Prompt — Track down every line below that holds "проведение" and copy it.

Dataset content —
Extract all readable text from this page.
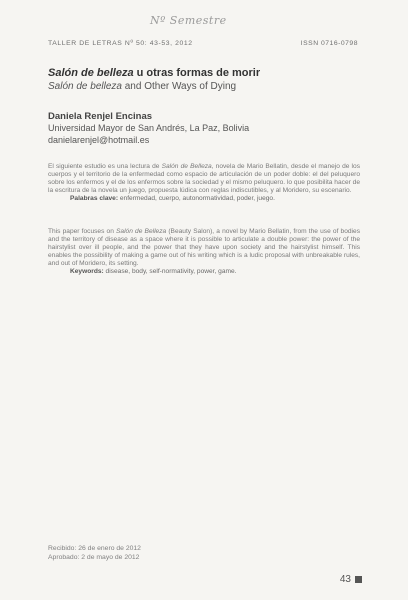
Nº Semestre
TALLER DE LETRAS Nº 50: 43-53, 2012	ISSN 0716-0798
Salón de belleza u otras formas de morir
Salón de belleza and Other Ways of Dying
Daniela Renjel Encinas
Universidad Mayor de San Andrés, La Paz, Bolivia
danielarenjel@hotmail.es

El siguiente estudio es una lectura de Salón de Belleza, novela de Mario Bellatin, desde el manejo de los cuerpos y el territorio de la enfermedad como espacio de articulación de un poder doble: el del peluquero sobre los enfermos y el de los enfermos sobre la sociedad y el mismo peluquero. lo que posibilita hacer de la escritura de la novela un juego, propuesta lúdica con reglas indiscutibles, y al Moridero, su escenario.

Palabras clave: enfermedad, cuerpo, autonormatividad, poder, juego.

This paper focuses on Salón de Belleza (Beauty Salon), a novel by Mario Bellatin, from the use of bodies and the territory of disease as a space where it is possible to articulate a double power: the power of the hairstylist over ill people, and the power that they have upon society and the hairstylist himself. This enables the possibility of making a game out of his writing which is a ludic proposal with unbreakable rules, and out of Moridero, its setting.

Keywords: disease, body, self-normativity, power, game.

Recibido: 26 de enero de 2012
Aprobado: 2 de mayo de 2012
43
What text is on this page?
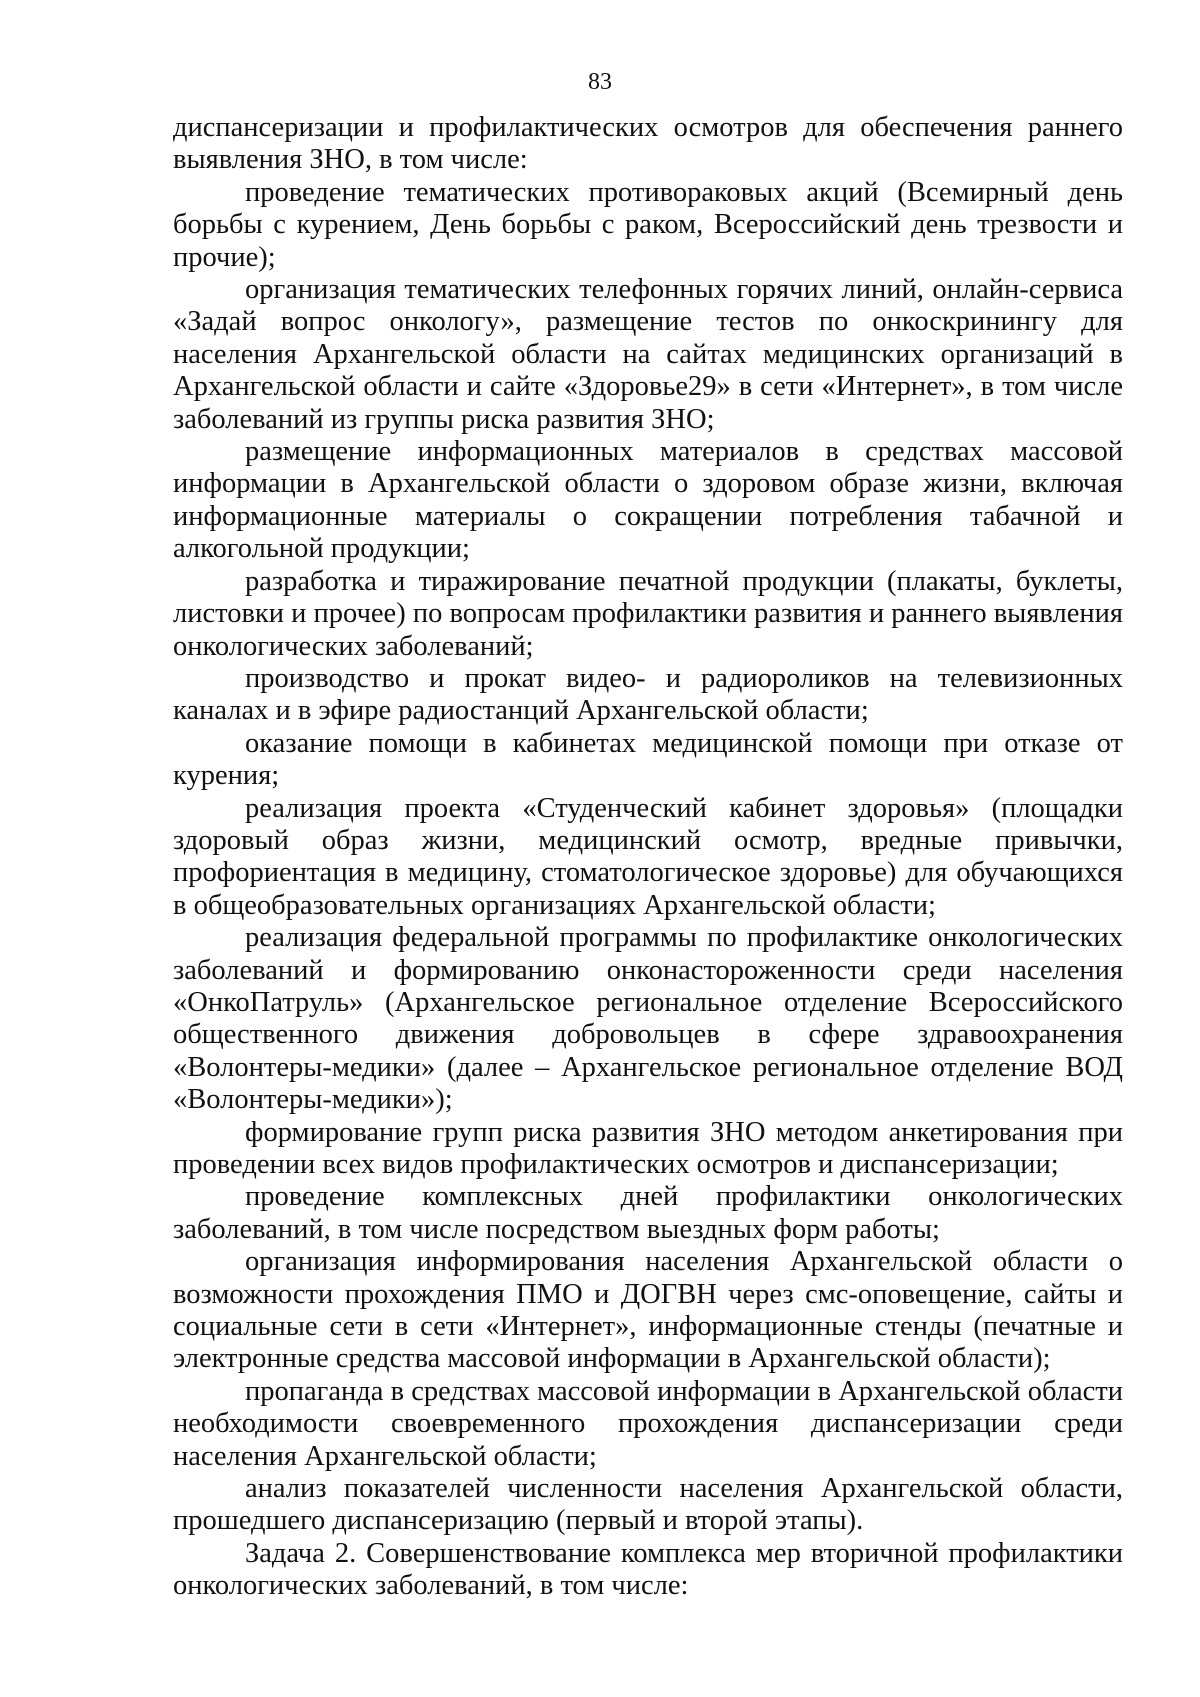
83

диспансеризации и профилактических осмотров для обеспечения раннего выявления ЗНО, в том числе:

проведение тематических противораковых акций (Всемирный день борьбы с курением, День борьбы с раком, Всероссийский день трезвости и прочие);

организация тематических телефонных горячих линий, онлайн-сервиса «Задай вопрос онкологу», размещение тестов по онкоскринингу для населения Архангельской области на сайтах медицинских организаций в Архангельской области и сайте «Здоровье29» в сети «Интернет», в том числе заболеваний из группы риска развития ЗНО;

размещение информационных материалов в средствах массовой информации в Архангельской области о здоровом образе жизни, включая информационные материалы о сокращении потребления табачной и алкогольной продукции;

разработка и тиражирование печатной продукции (плакаты, буклеты, листовки и прочее) по вопросам профилактики развития и раннего выявления онкологических заболеваний;

производство и прокат видео- и радиороликов на телевизионных каналах и в эфире радиостанций Архангельской области;

оказание помощи в кабинетах медицинской помощи при отказе от курения;

реализация проекта «Студенческий кабинет здоровья» (площадки здоровый образ жизни, медицинский осмотр, вредные привычки, профориентация в медицину, стоматологическое здоровье) для обучающихся в общеобразовательных организациях Архангельской области;

реализация федеральной программы по профилактике онкологических заболеваний и формированию онконастороженности среди населения «ОнкоПатруль» (Архангельское региональное отделение Всероссийского общественного движения добровольцев в сфере здравоохранения «Волонтеры-медики» (далее – Архангельское региональное отделение ВОД «Волонтеры-медики»);

формирование групп риска развития ЗНО методом анкетирования при проведении всех видов профилактических осмотров и диспансеризации;

проведение комплексных дней профилактики онкологических заболеваний, в том числе посредством выездных форм работы;

организация информирования населения Архангельской области о возможности прохождения ПМО и ДОГВН через смс-оповещение, сайты и социальные сети в сети «Интернет», информационные стенды (печатные и электронные средства массовой информации в Архангельской области);

пропаганда в средствах массовой информации в Архангельской области необходимости своевременного прохождения диспансеризации среди населения Архангельской области;

анализ показателей численности населения Архангельской области, прошедшего диспансеризацию (первый и второй этапы).

Задача 2. Совершенствование комплекса мер вторичной профилактики онкологических заболеваний, в том числе:
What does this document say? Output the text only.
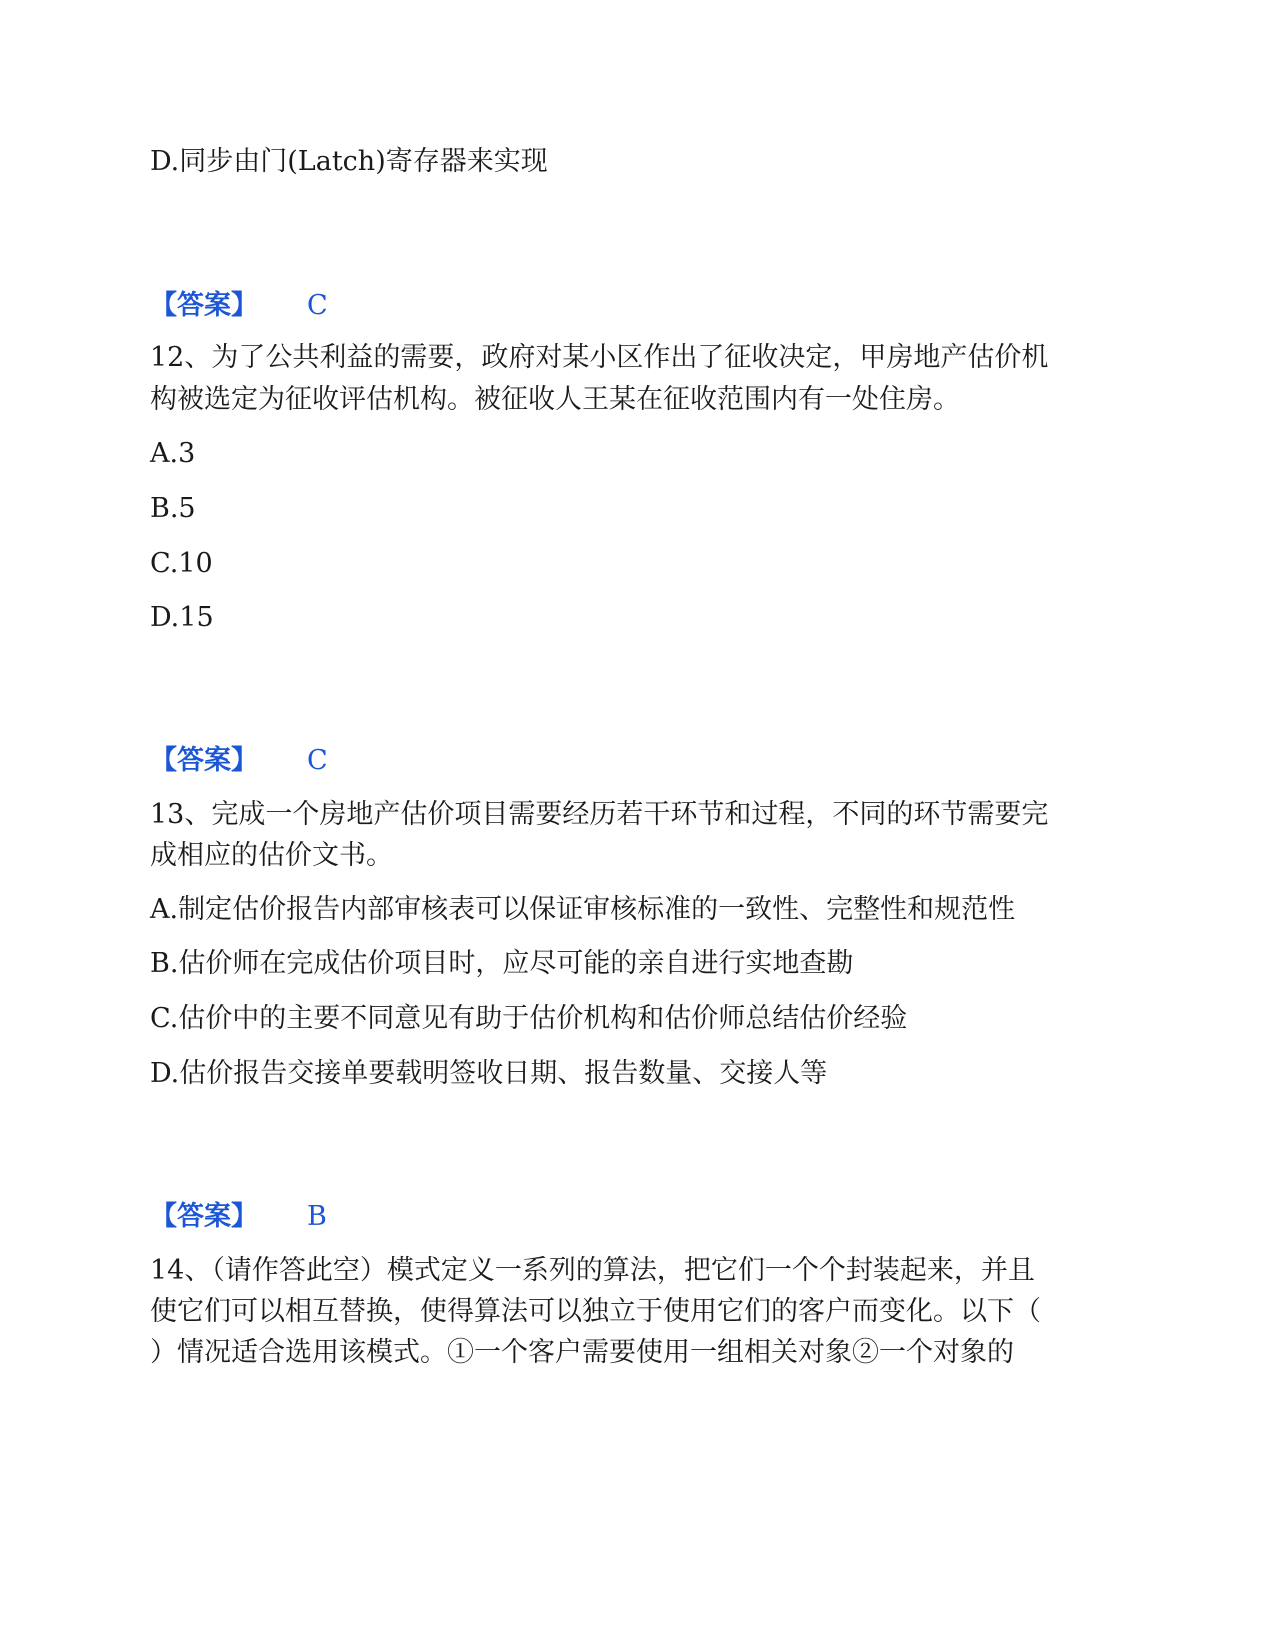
D.同步由门(Latch)寄存器来实现
【答案】 C
12、为了公共利益的需要，政府对某小区作出了征收决定，甲房地产估价机
构被选定为征收评估机构。被征收人王某在征收范围内有一处住房。
A.3
B.5
C.10
D.15
【答案】 C
13、完成一个房地产估价项目需要经历若干环节和过程，不同的环节需要完
成相应的估价文书。
A.制定估价报告内部审核表可以保证审核标准的一致性、完整性和规范性
B.估价师在完成估价项目时，应尽可能的亲自进行实地查勘
C.估价中的主要不同意见有助于估价机构和估价师总结估价经验
D.估价报告交接单要载明签收日期、报告数量、交接人等
【答案】 B
14、（请作答此空）模式定义一系列的算法，把它们一个个封装起来，并且
使它们可以相互替换，使得算法可以独立于使用它们的客户而变化。以下（
）情况适合选用该模式。①一个客户需要使用一组相关对象②一个对象的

Written answer —
проведение тематических противораковых акций (Всемирный день борьбы с курением, День борьбы с раком, Всероссийский день трезвости и прочие);
проведение комплексных дней профилактики онкологических заболеваний, в том числе посредством выездных форм работы;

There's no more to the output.